Texte extrait:
# # #

Même quand il était tout petit, j’appelais Cao Kou « vieux
Cao »
.
Il appartient pour moi à la génération précédente. Il est
solide et sérieux, son style est d’une netteté inégalable et
il a l’esprit incroyablement tordu. Bien qu’il soit
relativement jeune, ses écrits ont la qualité des récits
légendaires peaufinés par le talent de générations
d’écrivains.
Cao Kou reste cependant modeste et jette un œil ironique sur
cette soudaine mode qui le porte au pinacle.
Dire et non
raconter
Il affirme en être
resté au stade de l’apprentissage de l’écriture : comment
pourrais-je prétendre à une place à part ? dit-il ; mon
intention n’est pas d’entrer dans l’histoire de la
littérature, mais de trouver un mode d’expression personnel.
Il a déjà un style bien affirmé.
Il le définit ainsi
dans l’introduction à son recueil de nouvelles le plus
célèbre, « Un arbre sur le toit » (《屋顶长的一棵树》) :
小说于我而言确实仅是一个表达方式..。但我没有值得骄人和需要输出的"道",并且我讨厌这一点..。我也不想"告诉"别人什么,我只想"说"点什么,声音不大地"说"点什么,这就是我的"小说"。
La nouvelle
n’est pour moi qu’un moyen d’expression, rien dont on puisse
se glorifier, ni qui soit nécessairement porteur d’une
morale ; c’est le genre de chose que je déteste… Je n’ai pas
l’intention de faire passer un message, simplement de
« dire » quelque chose, sans même le dire très fort ; c’est
ainsi que je conçois mes nouvelles [au sens littéral de
« xiao shuo » : « menus dires »]
Il n’a pas pour but
de « raconter des histoires », simplement de « dire des
faits ». Il explique ainsi la différence :
..小说并非讲故事的艺术,而是说事儿的文体。“事儿”和“故事”是不同的,后者必须有情节,有目标、走向和高潮。而“事儿”是什么呢,事儿就是我们在这里吃饭,瞎聊,你来我往地喝酒,突然盘子掉了,碎了一地。事儿就是生活场景,生活细节,是故事里常常被忽视的片段与片刻,是情感中模糊不清的地带,是人与人之间暧昧的联系。

# # #

Données enregistrées:
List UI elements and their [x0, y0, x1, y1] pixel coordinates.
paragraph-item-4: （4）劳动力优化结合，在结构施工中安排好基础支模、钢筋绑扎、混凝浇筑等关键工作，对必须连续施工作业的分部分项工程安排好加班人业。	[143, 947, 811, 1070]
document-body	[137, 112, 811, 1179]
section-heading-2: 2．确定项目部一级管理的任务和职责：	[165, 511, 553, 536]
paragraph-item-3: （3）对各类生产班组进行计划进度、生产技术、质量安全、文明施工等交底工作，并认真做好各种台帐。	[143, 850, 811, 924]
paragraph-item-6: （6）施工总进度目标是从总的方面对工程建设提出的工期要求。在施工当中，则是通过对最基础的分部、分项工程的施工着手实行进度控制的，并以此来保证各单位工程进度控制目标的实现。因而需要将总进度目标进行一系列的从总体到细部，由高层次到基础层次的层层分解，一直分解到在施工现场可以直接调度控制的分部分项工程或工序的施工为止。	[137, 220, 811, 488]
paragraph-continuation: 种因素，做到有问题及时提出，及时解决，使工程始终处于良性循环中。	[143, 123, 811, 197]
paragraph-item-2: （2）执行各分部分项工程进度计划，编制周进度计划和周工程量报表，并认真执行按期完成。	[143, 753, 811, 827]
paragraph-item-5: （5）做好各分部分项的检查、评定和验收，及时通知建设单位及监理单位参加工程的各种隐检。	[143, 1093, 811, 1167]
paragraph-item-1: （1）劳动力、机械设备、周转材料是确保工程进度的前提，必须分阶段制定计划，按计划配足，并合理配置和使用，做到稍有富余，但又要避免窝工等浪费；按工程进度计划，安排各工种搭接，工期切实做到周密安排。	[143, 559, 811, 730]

# # #

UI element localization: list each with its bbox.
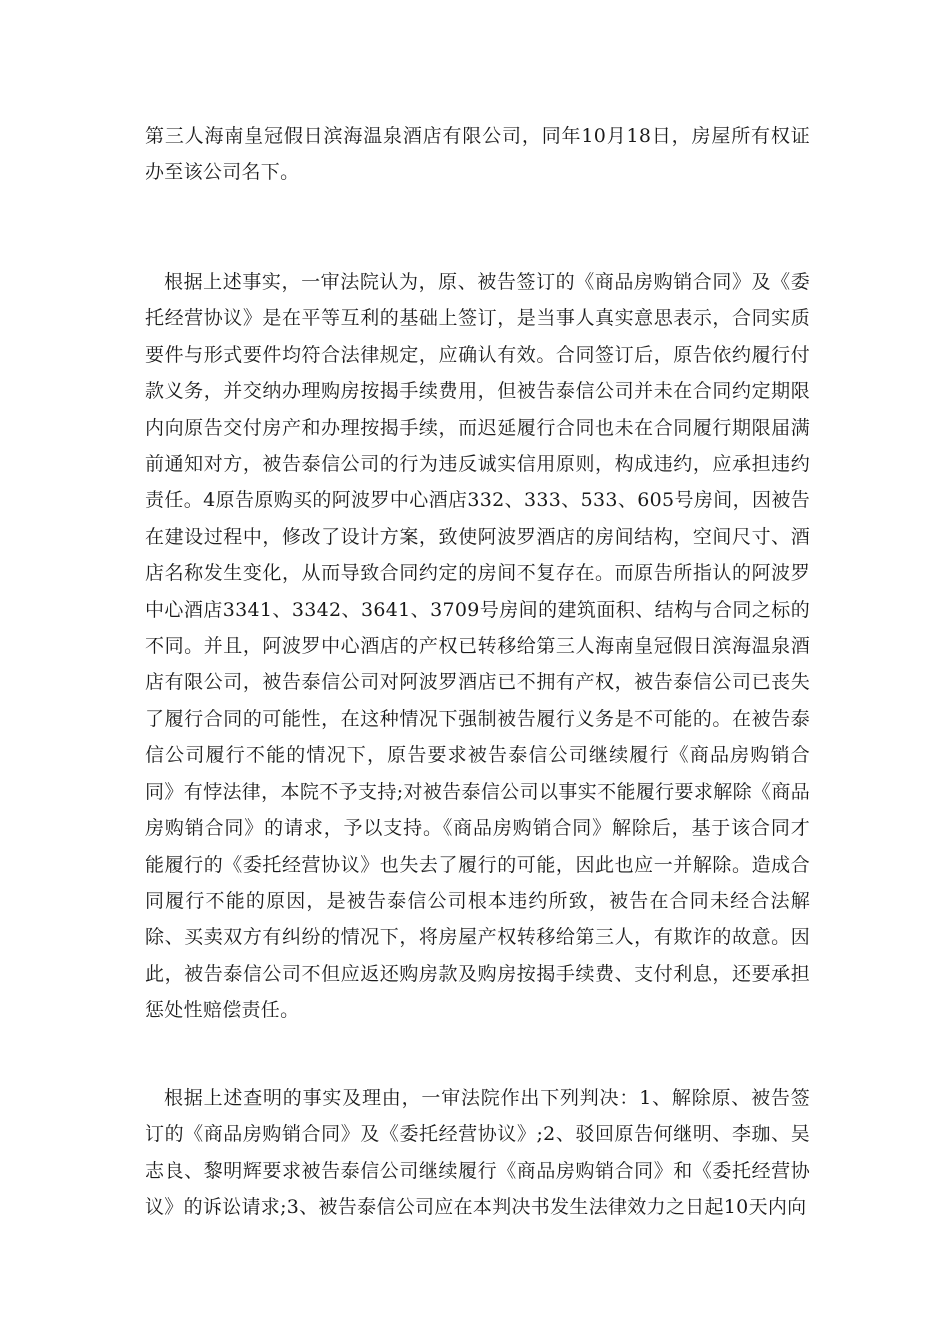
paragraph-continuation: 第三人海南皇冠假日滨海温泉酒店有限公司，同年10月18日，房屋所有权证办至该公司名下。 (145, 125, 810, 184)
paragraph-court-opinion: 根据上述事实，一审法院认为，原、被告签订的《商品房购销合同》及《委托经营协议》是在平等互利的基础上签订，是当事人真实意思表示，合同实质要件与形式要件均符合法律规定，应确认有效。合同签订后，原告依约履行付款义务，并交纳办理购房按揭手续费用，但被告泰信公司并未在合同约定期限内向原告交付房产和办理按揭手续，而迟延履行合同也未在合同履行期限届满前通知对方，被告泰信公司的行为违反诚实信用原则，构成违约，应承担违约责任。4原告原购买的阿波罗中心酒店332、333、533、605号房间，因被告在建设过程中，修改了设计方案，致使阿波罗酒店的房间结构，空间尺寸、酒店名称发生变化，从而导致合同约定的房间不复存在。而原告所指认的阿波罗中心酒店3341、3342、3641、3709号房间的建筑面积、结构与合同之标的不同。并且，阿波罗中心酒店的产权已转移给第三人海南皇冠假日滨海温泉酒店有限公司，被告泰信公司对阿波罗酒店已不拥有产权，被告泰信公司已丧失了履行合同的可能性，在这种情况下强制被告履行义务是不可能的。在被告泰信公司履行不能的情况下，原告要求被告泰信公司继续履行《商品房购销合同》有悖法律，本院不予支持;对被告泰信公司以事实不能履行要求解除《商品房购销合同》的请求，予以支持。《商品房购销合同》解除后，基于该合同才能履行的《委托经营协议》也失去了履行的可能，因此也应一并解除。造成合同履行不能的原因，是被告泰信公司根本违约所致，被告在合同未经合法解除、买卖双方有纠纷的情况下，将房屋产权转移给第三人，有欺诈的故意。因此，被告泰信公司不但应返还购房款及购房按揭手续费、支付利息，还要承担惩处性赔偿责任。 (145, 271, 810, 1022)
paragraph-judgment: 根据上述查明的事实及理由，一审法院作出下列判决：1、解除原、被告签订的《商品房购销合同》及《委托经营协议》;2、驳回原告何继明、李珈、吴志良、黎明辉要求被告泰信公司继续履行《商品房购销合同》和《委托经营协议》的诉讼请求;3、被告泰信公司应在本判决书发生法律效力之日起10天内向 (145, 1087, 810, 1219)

# # #

Consignes:
1 > Relevez, dans la phrase du texte extrait qui commence par « Il est solide et sérieux », chacune des qualités attribuées à Cao Kou.
2 > D'après le texte extrait, pourquoi Cao Kou estime-t-il ne pas pouvoir prétendre à une place à part ? Répondez en une à trois phrases.

Solutions complètes:
1 >
- Il est solide.
- Il est sérieux.
- Son style est d'une netteté inégalable.
- Il a l'esprit incroyablement tordu.

2 > Cao Kou affirme en être resté au stade de l'apprentissage de l'écriture. Il ajoute que son intention n'est pas d'entrer dans l'histoire de la littérature, mais de trouver un mode d'expression personnel.